## Directive:
Repeat word for word everything from the line containing "OCR this image." to the end of the listing, first and last lines included, and only that.

## Task material:
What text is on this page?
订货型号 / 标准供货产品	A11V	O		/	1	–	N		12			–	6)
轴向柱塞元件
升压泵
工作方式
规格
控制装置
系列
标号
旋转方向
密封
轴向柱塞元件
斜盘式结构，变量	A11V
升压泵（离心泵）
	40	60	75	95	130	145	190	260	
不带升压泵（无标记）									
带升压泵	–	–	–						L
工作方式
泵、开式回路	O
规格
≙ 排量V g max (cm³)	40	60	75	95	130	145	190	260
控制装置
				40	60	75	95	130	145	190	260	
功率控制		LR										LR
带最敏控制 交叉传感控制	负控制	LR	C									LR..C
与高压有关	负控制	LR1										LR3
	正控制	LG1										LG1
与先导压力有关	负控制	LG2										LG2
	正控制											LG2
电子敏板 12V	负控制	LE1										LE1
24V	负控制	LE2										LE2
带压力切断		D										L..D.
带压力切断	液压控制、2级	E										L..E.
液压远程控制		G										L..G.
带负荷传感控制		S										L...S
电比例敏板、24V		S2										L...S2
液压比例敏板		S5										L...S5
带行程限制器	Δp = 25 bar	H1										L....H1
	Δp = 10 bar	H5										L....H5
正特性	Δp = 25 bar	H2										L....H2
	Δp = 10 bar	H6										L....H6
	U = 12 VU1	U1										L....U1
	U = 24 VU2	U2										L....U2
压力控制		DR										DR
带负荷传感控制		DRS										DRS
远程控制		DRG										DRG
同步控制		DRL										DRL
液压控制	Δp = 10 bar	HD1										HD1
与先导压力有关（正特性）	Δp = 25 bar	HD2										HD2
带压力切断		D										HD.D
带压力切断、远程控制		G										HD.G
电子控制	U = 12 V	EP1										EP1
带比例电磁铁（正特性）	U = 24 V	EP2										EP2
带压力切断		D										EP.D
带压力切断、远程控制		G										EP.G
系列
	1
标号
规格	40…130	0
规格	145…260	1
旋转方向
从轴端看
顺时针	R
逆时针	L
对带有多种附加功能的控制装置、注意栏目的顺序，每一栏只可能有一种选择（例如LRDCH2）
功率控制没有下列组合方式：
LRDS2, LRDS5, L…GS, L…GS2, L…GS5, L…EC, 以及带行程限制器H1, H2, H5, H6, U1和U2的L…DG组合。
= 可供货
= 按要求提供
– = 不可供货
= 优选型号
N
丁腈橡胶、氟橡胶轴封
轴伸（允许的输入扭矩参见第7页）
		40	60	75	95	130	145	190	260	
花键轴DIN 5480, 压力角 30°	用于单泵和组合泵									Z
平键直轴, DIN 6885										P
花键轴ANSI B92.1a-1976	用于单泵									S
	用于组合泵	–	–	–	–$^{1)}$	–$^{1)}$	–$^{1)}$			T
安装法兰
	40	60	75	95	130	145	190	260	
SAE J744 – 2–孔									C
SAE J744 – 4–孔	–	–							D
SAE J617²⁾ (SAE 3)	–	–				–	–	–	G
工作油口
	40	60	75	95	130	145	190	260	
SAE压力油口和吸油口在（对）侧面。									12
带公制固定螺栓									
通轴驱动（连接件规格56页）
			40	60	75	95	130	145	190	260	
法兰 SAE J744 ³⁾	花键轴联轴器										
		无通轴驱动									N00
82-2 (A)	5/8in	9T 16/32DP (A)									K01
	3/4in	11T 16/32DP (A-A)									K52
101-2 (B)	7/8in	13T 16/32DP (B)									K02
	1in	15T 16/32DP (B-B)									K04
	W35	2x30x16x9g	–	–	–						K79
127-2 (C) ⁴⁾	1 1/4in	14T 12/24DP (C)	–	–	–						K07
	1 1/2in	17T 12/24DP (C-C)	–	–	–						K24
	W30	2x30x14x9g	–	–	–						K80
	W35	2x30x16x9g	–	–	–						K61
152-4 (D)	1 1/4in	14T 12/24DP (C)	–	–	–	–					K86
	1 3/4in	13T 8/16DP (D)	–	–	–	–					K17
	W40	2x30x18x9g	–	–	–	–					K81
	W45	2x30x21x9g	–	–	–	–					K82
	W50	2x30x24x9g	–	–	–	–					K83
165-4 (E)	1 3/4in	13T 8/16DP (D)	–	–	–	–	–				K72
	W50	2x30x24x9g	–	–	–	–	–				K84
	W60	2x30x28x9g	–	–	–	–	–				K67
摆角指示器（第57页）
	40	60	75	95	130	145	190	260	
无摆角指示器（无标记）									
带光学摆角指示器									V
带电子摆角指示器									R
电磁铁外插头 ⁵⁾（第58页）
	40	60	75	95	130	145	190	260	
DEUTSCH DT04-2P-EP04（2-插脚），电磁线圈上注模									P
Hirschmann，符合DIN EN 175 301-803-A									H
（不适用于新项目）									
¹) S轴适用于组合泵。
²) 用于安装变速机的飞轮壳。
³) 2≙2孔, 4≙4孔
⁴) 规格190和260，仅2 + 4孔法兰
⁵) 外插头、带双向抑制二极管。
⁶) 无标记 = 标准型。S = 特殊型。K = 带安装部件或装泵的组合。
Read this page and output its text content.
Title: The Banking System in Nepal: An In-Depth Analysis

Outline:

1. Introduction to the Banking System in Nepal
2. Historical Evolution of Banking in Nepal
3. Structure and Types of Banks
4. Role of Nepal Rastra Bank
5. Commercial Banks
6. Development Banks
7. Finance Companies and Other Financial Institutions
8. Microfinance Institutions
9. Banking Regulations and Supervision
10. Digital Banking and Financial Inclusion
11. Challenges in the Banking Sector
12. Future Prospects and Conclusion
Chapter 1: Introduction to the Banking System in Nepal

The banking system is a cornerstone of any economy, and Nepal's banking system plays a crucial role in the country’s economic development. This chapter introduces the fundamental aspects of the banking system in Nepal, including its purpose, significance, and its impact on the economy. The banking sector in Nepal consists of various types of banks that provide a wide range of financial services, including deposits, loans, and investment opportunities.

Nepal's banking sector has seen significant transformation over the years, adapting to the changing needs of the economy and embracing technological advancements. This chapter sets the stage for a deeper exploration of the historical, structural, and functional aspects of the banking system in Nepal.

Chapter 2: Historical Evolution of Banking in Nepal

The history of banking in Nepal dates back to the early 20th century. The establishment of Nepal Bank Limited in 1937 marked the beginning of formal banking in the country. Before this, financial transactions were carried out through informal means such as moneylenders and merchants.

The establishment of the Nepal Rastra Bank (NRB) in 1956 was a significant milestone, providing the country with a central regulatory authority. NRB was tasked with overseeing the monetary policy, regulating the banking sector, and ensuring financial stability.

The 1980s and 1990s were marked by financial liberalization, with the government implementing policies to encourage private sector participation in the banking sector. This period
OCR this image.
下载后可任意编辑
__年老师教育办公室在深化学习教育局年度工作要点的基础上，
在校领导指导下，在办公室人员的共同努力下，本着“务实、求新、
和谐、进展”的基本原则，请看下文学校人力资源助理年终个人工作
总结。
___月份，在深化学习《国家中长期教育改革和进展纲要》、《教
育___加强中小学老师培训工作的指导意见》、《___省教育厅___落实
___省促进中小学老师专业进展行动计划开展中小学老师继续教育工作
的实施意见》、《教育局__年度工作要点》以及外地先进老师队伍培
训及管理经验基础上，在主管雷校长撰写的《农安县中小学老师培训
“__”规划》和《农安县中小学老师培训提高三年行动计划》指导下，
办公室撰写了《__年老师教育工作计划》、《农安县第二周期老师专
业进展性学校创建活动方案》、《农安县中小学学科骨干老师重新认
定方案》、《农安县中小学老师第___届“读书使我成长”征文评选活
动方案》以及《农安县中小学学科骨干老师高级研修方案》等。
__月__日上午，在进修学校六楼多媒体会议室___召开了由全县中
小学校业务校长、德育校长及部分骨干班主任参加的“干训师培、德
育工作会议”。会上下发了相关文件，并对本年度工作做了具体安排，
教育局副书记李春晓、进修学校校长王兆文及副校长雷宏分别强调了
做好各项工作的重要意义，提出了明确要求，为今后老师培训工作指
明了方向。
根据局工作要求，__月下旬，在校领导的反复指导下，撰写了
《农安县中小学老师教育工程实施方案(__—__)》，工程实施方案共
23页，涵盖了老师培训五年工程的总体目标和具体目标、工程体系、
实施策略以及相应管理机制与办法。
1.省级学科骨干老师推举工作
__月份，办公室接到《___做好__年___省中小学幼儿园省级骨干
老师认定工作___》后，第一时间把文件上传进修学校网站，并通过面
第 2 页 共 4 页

## Result of this exercise:
OCR this image.
下载后可任意编辑
__年老师教育办公室在深化学习教育局年度工作要点的基础上，
在校领导指导下，在办公室人员的共同努力下，本着“务实、求新、
和谐、进展”的基本原则，请看下文学校人力资源助理年终个人工作
总结。
___月份，在深化学习《国家中长期教育改革和进展纲要》、《教
育___加强中小学老师培训工作的指导意见》、《___省教育厅___落实
___省促进中小学老师专业进展行动计划开展中小学老师继续教育工作
的实施意见》、《教育局__年度工作要点》以及外地先进老师队伍培
训及管理经验基础上，在主管雷校长撰写的《农安县中小学老师培训
“__”规划》和《农安县中小学老师培训提高三年行动计划》指导下，
办公室撰写了《__年老师教育工作计划》、《农安县第二周期老师专
业进展性学校创建活动方案》、《农安县中小学学科骨干老师重新认
定方案》、《农安县中小学老师第___届“读书使我成长”征文评选活
动方案》以及《农安县中小学学科骨干老师高级研修方案》等。
__月__日上午，在进修学校六楼多媒体会议室___召开了由全县中
小学校业务校长、德育校长及部分骨干班主任参加的“干训师培、德
育工作会议”。会上下发了相关文件，并对本年度工作做了具体安排，
教育局副书记李春晓、进修学校校长王兆文及副校长雷宏分别强调了
做好各项工作的重要意义，提出了明确要求，为今后老师培训工作指
明了方向。
根据局工作要求，__月下旬，在校领导的反复指导下，撰写了
《农安县中小学老师教育工程实施方案(__—__)》，工程实施方案共
23页，涵盖了老师培训五年工程的总体目标和具体目标、工程体系、
实施策略以及相应管理机制与办法。
1.省级学科骨干老师推举工作
__月份，办公室接到《___做好__年___省中小学幼儿园省级骨干
老师认定工作___》后，第一时间把文件上传进修学校网站，并通过面
第 2 页 共 4 页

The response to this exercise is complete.